Check every line below for the word "type" and copy the ones that have it.

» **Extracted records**
========================
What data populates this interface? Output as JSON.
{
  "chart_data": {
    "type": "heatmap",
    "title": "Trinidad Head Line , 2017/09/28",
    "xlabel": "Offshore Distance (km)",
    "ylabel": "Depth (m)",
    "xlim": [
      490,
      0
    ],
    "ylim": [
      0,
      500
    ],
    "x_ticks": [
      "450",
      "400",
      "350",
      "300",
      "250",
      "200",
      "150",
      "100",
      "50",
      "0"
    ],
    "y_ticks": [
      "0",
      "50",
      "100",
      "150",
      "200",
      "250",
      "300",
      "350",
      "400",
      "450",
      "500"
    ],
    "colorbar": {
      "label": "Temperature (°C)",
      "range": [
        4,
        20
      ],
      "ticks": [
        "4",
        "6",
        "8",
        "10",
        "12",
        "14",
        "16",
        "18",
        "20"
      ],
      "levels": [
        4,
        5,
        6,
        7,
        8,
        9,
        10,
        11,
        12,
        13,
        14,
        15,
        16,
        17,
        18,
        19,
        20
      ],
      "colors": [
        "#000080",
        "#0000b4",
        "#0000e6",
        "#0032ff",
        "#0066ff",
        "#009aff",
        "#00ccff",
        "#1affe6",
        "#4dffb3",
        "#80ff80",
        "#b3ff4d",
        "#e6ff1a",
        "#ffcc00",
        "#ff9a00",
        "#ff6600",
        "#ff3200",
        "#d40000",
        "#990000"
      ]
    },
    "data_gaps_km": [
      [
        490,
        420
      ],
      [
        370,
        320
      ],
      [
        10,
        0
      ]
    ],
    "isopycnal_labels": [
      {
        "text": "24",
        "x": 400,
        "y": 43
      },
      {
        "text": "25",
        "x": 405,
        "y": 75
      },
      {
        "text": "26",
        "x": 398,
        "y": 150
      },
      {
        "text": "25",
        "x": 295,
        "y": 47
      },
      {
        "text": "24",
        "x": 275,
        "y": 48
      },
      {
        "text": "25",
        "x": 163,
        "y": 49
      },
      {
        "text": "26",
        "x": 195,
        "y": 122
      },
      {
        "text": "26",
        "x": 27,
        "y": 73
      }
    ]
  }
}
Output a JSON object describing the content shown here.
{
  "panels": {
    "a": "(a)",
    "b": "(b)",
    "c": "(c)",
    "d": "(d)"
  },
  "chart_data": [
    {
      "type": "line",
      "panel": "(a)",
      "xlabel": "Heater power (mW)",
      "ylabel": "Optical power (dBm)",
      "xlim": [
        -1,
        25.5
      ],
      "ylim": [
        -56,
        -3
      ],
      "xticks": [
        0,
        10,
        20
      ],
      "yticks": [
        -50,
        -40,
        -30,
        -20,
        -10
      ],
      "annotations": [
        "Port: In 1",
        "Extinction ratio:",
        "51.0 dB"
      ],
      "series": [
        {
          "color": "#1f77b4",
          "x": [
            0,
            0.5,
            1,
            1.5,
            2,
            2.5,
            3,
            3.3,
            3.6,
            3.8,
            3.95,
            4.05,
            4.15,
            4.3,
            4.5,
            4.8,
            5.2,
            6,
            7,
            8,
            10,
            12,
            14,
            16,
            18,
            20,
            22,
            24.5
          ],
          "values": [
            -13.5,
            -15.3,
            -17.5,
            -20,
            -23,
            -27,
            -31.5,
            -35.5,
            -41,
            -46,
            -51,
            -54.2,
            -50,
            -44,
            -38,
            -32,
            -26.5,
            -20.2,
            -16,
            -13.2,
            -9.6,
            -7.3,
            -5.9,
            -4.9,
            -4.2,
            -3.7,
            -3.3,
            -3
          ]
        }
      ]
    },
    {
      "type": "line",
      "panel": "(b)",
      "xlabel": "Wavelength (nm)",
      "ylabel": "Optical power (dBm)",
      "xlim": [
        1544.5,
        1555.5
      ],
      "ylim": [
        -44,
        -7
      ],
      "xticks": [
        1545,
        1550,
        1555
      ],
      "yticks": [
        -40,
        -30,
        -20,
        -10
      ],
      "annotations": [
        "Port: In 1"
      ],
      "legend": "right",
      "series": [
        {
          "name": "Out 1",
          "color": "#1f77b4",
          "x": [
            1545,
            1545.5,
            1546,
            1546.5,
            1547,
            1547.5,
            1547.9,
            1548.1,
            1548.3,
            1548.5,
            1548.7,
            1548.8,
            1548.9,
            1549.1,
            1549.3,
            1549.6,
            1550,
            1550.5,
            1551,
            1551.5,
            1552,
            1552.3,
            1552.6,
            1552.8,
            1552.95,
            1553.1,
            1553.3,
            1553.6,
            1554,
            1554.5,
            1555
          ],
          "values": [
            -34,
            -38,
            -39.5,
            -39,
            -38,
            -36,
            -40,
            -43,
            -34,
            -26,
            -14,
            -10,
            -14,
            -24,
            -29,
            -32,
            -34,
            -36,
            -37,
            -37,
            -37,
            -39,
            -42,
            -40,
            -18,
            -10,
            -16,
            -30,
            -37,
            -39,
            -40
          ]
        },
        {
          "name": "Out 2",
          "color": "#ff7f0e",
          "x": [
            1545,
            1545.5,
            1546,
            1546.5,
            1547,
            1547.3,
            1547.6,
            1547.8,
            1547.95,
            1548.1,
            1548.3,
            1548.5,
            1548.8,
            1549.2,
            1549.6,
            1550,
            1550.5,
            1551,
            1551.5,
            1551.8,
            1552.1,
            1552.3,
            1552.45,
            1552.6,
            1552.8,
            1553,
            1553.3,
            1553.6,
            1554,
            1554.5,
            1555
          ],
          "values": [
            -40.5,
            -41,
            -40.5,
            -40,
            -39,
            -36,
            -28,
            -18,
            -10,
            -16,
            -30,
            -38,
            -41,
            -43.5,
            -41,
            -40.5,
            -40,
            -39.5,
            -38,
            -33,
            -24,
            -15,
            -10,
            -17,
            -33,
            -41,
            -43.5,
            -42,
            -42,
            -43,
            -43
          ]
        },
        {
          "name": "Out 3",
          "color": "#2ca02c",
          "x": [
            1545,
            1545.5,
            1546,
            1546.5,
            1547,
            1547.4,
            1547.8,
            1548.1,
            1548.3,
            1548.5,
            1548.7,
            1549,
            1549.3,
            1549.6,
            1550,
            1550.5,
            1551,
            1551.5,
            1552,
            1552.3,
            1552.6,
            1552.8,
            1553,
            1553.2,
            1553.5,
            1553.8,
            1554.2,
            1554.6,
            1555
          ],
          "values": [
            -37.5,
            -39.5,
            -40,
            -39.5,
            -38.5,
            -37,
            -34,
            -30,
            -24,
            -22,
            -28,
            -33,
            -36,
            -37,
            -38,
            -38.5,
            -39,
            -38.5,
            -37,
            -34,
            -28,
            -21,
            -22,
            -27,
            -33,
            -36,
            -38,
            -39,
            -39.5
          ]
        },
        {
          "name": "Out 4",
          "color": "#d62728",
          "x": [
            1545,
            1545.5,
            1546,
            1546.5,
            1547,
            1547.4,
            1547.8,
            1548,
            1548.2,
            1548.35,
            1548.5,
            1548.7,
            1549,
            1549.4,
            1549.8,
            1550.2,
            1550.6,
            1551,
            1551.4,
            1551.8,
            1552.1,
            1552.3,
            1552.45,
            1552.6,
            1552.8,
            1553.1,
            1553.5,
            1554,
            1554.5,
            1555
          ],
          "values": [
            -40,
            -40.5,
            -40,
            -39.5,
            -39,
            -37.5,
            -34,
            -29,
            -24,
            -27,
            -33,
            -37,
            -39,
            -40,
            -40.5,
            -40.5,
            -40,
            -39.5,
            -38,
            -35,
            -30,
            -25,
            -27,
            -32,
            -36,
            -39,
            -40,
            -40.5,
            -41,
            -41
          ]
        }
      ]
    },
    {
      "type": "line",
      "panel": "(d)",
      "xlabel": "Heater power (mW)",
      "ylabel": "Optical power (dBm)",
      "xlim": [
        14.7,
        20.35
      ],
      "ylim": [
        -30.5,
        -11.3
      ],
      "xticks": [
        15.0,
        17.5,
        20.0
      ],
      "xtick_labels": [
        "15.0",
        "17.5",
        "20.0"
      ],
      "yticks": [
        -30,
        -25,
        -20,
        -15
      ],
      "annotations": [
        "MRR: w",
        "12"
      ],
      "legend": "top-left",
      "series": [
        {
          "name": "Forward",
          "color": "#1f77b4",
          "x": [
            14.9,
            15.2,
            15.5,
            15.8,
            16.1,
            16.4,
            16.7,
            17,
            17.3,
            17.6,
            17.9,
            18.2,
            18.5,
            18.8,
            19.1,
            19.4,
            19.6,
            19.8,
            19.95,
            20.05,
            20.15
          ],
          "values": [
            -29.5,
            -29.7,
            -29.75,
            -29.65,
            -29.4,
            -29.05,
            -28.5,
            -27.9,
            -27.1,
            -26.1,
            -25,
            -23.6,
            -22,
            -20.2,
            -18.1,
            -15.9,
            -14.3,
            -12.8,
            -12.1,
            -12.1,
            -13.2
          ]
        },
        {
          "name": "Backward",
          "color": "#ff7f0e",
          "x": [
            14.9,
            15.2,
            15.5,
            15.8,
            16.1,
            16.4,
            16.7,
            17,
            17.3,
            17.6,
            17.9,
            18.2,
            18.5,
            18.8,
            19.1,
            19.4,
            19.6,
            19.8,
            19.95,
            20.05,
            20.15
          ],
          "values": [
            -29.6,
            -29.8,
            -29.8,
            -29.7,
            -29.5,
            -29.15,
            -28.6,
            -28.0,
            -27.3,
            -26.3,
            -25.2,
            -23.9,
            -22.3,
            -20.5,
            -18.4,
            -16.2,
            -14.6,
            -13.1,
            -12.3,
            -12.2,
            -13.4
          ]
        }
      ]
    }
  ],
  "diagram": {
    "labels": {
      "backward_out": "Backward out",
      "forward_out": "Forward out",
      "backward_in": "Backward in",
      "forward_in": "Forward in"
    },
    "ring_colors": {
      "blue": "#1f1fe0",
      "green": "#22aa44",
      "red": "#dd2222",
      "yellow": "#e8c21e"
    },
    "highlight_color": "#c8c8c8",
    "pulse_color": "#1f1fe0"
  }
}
========================
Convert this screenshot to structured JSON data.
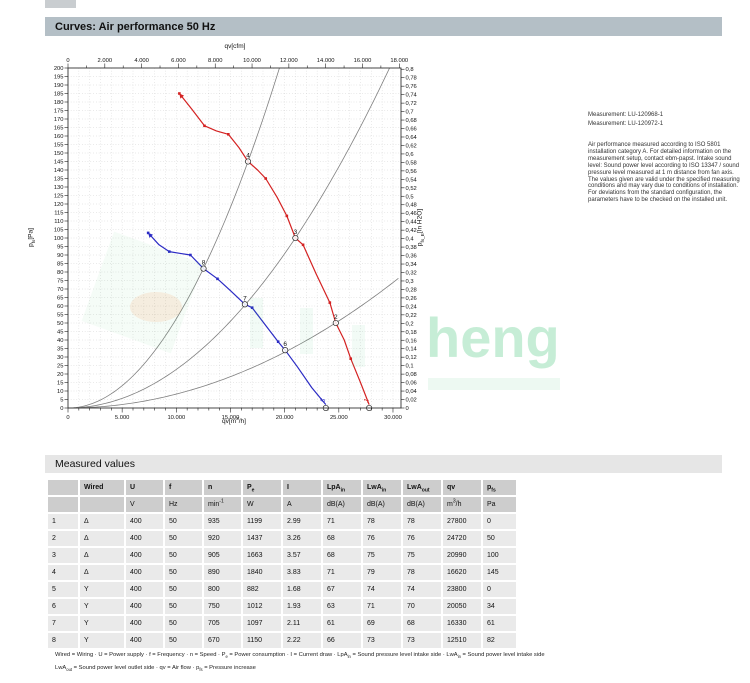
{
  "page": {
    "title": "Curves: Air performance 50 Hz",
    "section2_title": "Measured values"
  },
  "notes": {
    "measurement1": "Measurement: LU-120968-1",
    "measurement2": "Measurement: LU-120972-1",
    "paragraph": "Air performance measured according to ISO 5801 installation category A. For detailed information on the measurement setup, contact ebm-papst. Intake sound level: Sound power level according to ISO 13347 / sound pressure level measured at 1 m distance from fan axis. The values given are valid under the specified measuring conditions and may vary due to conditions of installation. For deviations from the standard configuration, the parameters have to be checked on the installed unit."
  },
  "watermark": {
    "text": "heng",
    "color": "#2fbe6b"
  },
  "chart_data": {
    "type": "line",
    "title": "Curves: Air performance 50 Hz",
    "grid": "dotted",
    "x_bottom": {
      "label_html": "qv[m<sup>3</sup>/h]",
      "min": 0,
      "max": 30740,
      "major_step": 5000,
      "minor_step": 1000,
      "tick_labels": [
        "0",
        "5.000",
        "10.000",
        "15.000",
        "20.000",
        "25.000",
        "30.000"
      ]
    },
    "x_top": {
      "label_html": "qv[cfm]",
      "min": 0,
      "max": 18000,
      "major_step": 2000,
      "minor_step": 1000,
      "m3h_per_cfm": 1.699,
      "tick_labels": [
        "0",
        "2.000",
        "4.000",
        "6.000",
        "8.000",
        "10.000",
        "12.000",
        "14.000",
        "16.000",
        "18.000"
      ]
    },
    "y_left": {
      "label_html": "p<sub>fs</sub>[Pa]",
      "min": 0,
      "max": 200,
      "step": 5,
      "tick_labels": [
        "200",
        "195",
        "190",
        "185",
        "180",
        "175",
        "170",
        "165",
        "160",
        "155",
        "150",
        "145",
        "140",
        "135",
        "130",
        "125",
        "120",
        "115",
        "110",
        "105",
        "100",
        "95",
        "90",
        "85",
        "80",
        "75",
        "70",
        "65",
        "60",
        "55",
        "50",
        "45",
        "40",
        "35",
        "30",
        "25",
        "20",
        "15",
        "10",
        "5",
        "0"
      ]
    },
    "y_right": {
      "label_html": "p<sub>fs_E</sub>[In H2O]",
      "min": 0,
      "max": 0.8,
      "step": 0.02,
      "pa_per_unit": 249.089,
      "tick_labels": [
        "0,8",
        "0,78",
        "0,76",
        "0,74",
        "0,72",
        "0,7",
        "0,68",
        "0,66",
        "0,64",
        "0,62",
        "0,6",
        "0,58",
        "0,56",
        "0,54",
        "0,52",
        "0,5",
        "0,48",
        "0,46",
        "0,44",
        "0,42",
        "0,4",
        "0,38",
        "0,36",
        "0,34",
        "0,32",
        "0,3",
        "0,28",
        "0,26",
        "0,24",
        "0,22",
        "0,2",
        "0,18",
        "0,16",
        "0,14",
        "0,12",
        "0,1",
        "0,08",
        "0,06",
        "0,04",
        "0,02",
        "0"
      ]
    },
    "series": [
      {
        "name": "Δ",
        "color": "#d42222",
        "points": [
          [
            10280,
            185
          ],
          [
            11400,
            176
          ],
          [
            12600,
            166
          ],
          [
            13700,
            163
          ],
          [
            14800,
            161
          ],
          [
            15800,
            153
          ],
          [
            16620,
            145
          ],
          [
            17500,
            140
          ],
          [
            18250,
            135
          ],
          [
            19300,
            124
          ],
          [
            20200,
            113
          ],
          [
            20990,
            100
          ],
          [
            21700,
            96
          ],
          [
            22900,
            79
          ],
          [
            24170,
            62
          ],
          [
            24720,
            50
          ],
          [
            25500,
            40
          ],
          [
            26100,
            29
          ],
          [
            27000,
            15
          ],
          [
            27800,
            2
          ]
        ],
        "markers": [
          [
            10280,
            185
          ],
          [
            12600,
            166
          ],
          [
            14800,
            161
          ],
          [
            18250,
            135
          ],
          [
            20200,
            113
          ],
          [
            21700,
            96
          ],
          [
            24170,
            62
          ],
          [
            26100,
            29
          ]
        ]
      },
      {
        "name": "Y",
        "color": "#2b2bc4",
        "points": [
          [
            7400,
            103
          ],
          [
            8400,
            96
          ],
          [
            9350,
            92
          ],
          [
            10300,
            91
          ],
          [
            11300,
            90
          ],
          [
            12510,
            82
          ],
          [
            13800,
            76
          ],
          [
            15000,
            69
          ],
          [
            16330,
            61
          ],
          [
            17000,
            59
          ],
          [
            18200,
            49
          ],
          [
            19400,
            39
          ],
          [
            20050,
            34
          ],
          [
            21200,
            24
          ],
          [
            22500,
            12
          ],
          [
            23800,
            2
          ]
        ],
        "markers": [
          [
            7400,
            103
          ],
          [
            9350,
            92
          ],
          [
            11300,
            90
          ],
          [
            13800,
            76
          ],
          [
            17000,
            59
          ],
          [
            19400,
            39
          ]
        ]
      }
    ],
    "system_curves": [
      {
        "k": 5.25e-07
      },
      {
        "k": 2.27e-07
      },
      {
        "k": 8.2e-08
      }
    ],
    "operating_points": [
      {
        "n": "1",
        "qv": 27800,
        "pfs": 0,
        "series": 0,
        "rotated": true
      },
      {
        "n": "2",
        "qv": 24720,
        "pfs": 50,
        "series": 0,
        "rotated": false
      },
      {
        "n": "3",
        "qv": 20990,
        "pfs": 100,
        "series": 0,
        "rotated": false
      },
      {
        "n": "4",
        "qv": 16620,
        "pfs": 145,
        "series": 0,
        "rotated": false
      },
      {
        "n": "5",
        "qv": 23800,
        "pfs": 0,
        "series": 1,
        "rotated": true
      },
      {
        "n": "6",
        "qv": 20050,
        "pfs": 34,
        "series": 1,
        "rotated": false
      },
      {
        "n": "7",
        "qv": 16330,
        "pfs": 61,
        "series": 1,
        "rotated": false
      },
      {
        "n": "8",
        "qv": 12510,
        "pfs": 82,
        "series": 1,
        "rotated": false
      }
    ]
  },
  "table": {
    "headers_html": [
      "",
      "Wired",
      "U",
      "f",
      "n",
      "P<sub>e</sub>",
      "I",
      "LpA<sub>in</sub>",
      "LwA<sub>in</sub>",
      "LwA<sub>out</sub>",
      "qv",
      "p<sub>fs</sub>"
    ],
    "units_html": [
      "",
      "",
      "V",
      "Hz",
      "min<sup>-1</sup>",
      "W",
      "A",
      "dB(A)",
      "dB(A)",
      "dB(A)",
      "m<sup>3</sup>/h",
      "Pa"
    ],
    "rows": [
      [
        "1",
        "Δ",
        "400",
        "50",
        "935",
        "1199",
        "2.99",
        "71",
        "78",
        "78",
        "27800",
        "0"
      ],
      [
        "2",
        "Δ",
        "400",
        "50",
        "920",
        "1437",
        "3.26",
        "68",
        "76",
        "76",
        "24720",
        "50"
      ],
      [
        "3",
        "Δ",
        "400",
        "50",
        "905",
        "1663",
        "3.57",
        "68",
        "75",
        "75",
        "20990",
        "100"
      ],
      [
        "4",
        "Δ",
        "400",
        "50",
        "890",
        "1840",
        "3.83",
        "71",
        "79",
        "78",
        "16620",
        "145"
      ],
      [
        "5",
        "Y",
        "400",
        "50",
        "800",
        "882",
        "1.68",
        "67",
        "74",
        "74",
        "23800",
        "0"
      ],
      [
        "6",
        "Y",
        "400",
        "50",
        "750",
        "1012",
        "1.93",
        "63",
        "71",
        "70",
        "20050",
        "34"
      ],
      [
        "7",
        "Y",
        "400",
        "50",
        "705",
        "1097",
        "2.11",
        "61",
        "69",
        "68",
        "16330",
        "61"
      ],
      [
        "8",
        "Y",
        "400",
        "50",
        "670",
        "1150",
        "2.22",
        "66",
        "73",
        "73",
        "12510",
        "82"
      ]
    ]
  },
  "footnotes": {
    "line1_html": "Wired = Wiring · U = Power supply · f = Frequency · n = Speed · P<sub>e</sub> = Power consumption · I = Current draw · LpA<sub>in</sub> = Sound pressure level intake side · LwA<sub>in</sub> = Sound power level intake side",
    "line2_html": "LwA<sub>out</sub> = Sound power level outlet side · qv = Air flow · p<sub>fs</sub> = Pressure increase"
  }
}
========================
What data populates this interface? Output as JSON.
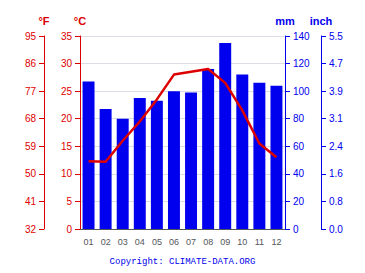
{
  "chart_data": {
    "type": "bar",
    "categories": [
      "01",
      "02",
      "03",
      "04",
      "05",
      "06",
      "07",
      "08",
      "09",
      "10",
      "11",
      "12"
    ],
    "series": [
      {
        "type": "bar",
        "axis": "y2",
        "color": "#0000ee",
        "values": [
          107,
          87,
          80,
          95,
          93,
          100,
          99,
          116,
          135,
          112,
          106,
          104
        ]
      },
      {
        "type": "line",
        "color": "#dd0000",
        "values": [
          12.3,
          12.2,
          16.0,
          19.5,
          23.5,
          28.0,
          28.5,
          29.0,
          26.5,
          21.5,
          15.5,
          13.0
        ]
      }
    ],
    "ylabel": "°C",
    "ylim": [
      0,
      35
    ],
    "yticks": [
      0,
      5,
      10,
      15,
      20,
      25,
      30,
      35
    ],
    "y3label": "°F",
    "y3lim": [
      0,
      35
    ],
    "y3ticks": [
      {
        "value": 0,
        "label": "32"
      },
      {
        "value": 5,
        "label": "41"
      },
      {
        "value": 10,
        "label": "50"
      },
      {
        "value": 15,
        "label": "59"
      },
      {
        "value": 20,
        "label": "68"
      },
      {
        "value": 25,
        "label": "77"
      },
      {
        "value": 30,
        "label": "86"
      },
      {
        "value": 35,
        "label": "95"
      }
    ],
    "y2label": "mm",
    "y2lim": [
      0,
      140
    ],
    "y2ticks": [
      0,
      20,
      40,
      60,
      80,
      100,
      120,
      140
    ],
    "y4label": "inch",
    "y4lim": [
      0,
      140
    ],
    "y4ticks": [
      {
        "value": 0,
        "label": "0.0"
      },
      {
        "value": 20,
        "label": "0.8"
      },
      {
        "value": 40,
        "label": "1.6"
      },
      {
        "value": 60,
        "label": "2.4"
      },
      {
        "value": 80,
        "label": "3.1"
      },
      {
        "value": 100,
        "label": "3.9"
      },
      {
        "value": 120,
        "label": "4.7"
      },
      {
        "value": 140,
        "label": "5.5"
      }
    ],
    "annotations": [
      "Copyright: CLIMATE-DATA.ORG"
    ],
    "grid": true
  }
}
========================
» **Solution for this task**
    "type": "heatmap",
      "type": "line",
      "type": "line",
      "type": "line",
    "type": "line",
    "type": "bar",
        "type": "bar",
        "type": "line",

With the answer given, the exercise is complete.